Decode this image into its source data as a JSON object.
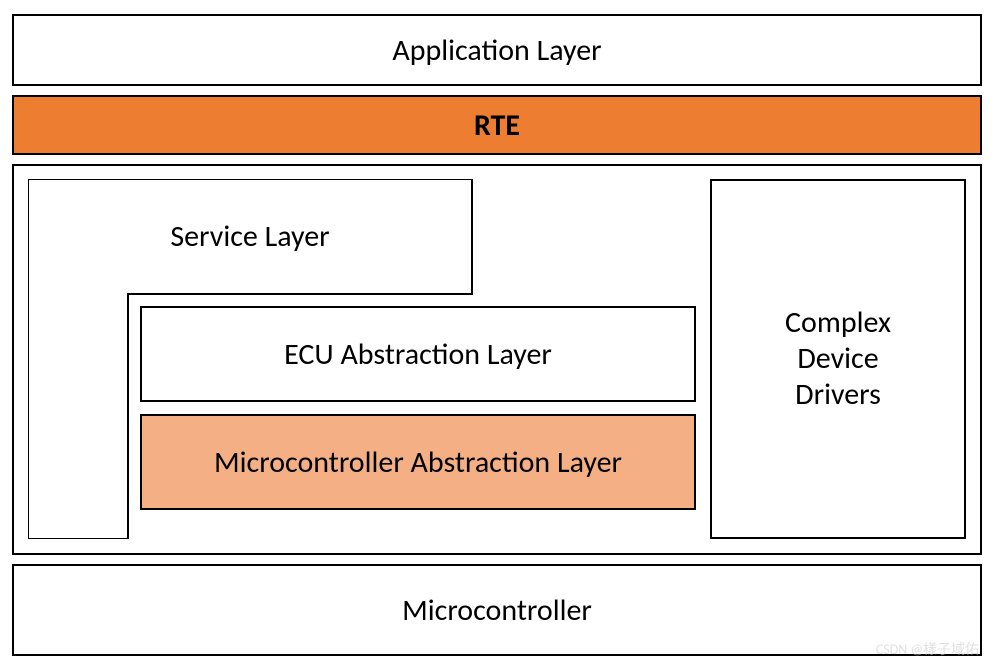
{
  "layers": {
    "application": "Application Layer",
    "rte": "RTE",
    "service": "Service Layer",
    "ecu_abstraction": "ECU Abstraction Layer",
    "mcal": "Microcontroller Abstraction Layer",
    "complex_drivers_line1": "Complex",
    "complex_drivers_line2": "Device",
    "complex_drivers_line3": "Drivers",
    "microcontroller": "Microcontroller"
  },
  "colors": {
    "rte_bg": "#ED7D31",
    "mcal_bg": "#F4B084",
    "border": "#000000"
  },
  "watermark": "CSDN @樣子域佑"
}
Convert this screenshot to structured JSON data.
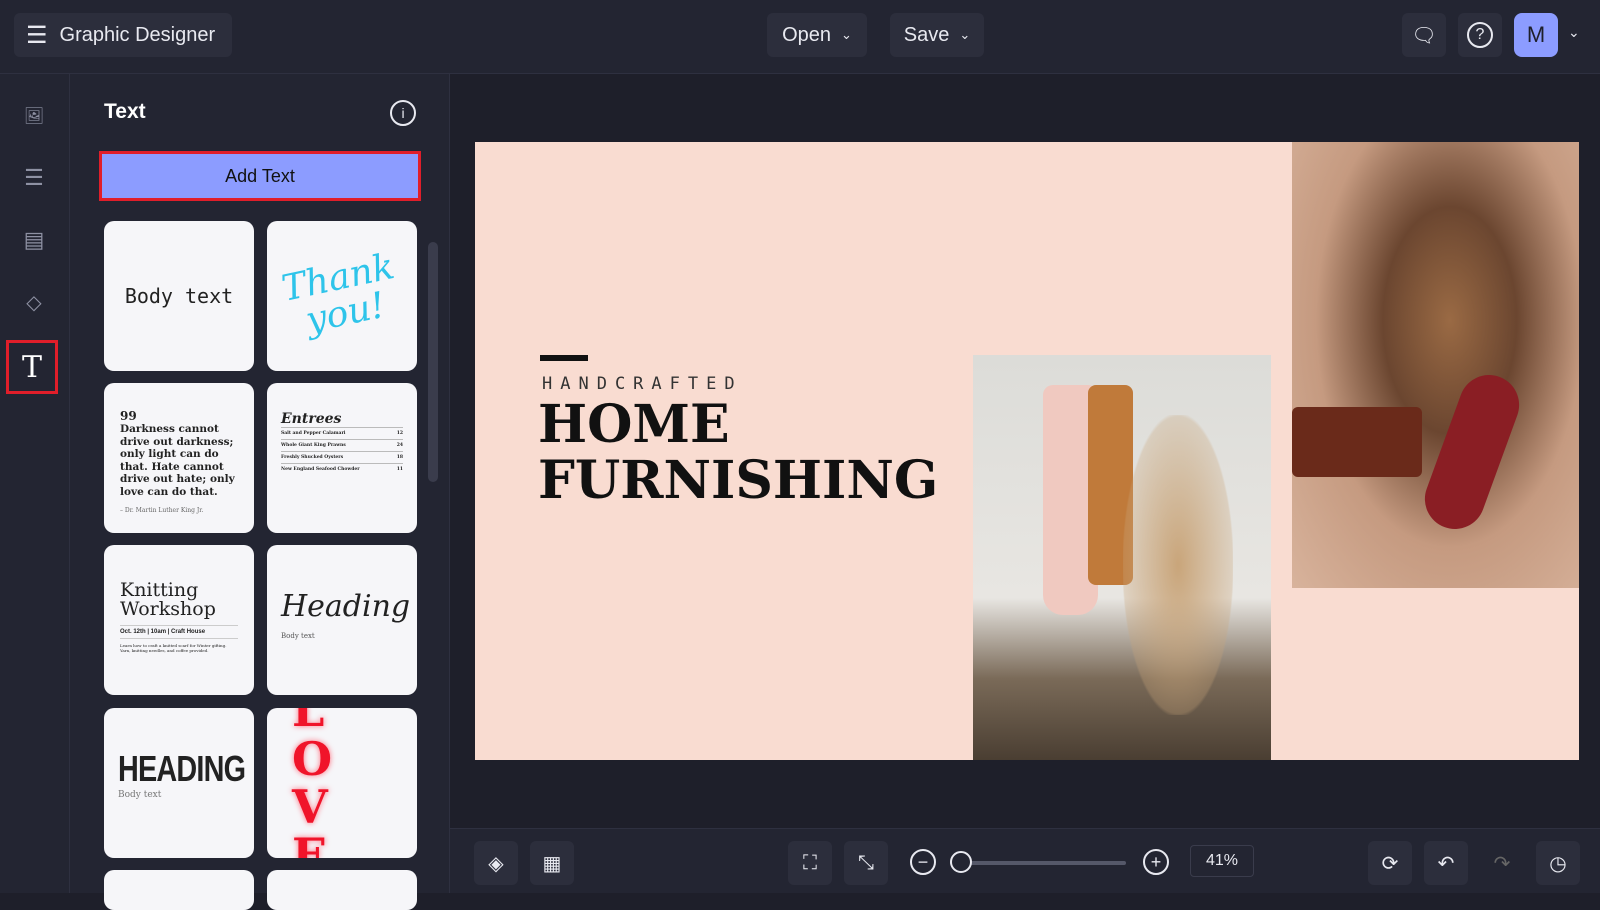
{
  "header": {
    "app_title": "Graphic Designer",
    "open_label": "Open",
    "save_label": "Save",
    "avatar_initial": "M"
  },
  "panel": {
    "title": "Text",
    "add_text_label": "Add Text",
    "templates": {
      "body_text": "Body text",
      "thank_you": "Thank you!",
      "quote_mark": "99",
      "quote": "Darkness cannot drive out darkness; only light can do that. Hate cannot drive out hate; only love can do that.",
      "quote_author": "– Dr. Martin Luther King Jr.",
      "menu_title": "Entrees",
      "menu_items": [
        {
          "name": "Salt and Pepper Calamari",
          "price": "12"
        },
        {
          "name": "Whole Giant King Prawns",
          "price": "24"
        },
        {
          "name": "Freshly Shucked Oysters",
          "price": "18"
        },
        {
          "name": "New England Seafood Chowder",
          "price": "11"
        }
      ],
      "knitting_title": "Knitting Workshop",
      "knitting_details": "Oct. 12th | 10am | Craft House",
      "knitting_desc": "Learn how to craft a knitted scarf for Winter gifting. Yarn, knitting needles, and coffee provided.",
      "script_heading": "Heading",
      "script_body": "Body text",
      "bold_heading": "HEADING",
      "bold_body": "Body text",
      "love": "LOVE"
    }
  },
  "canvas": {
    "eyebrow": "HANDCRAFTED",
    "title_line1": "HOME",
    "title_line2": "FURNISHING",
    "bg_color": "#f9dcd1"
  },
  "bottom": {
    "zoom_percent": "41%",
    "zoom_value": 41
  }
}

● ● ●

### Short task
Quote the preceding listing precisely and completely, omitting its images.

### Solution
Decode this image into its source data as a JSON object.
{
  "layers": {
    "application": "Application Layer",
    "rte": "RTE",
    "service": "Service Layer",
    "ecu_abstraction": "ECU Abstraction Layer",
    "mcal": "Microcontroller Abstraction Layer",
    "complex_drivers_line1": "Complex",
    "complex_drivers_line2": "Device",
    "complex_drivers_line3": "Drivers",
    "microcontroller": "Microcontroller"
  },
  "colors": {
    "rte_bg": "#ED7D31",
    "mcal_bg": "#F4B084",
    "border": "#000000"
  },
  "watermark": "CSDN @樣子域佑"
}
Convert this screenshot to structured JSON data.
{
  "header": {
    "app_title": "Graphic Designer",
    "open_label": "Open",
    "save_label": "Save",
    "avatar_initial": "M"
  },
  "panel": {
    "title": "Text",
    "add_text_label": "Add Text",
    "templates": {
      "body_text": "Body text",
      "thank_you": "Thank you!",
      "quote_mark": "99",
      "quote": "Darkness cannot drive out darkness; only light can do that. Hate cannot drive out hate; only love can do that.",
      "quote_author": "– Dr. Martin Luther King Jr.",
      "menu_title": "Entrees",
      "menu_items": [
        {
          "name": "Salt and Pepper Calamari",
          "price": "12"
        },
        {
          "name": "Whole Giant King Prawns",
          "price": "24"
        },
        {
          "name": "Freshly Shucked Oysters",
          "price": "18"
        },
        {
          "name": "New England Seafood Chowder",
          "price": "11"
        }
      ],
      "knitting_title": "Knitting Workshop",
      "knitting_details": "Oct. 12th | 10am | Craft House",
      "knitting_desc": "Learn how to craft a knitted scarf for Winter gifting. Yarn, knitting needles, and coffee provided.",
      "script_heading": "Heading",
      "script_body": "Body text",
      "bold_heading": "HEADING",
      "bold_body": "Body text",
      "love": "LOVE"
    }
  },
  "canvas": {
    "eyebrow": "HANDCRAFTED",
    "title_line1": "HOME",
    "title_line2": "FURNISHING",
    "bg_color": "#f9dcd1"
  },
  "bottom": {
    "zoom_percent": "41%",
    "zoom_value": 41
  }
}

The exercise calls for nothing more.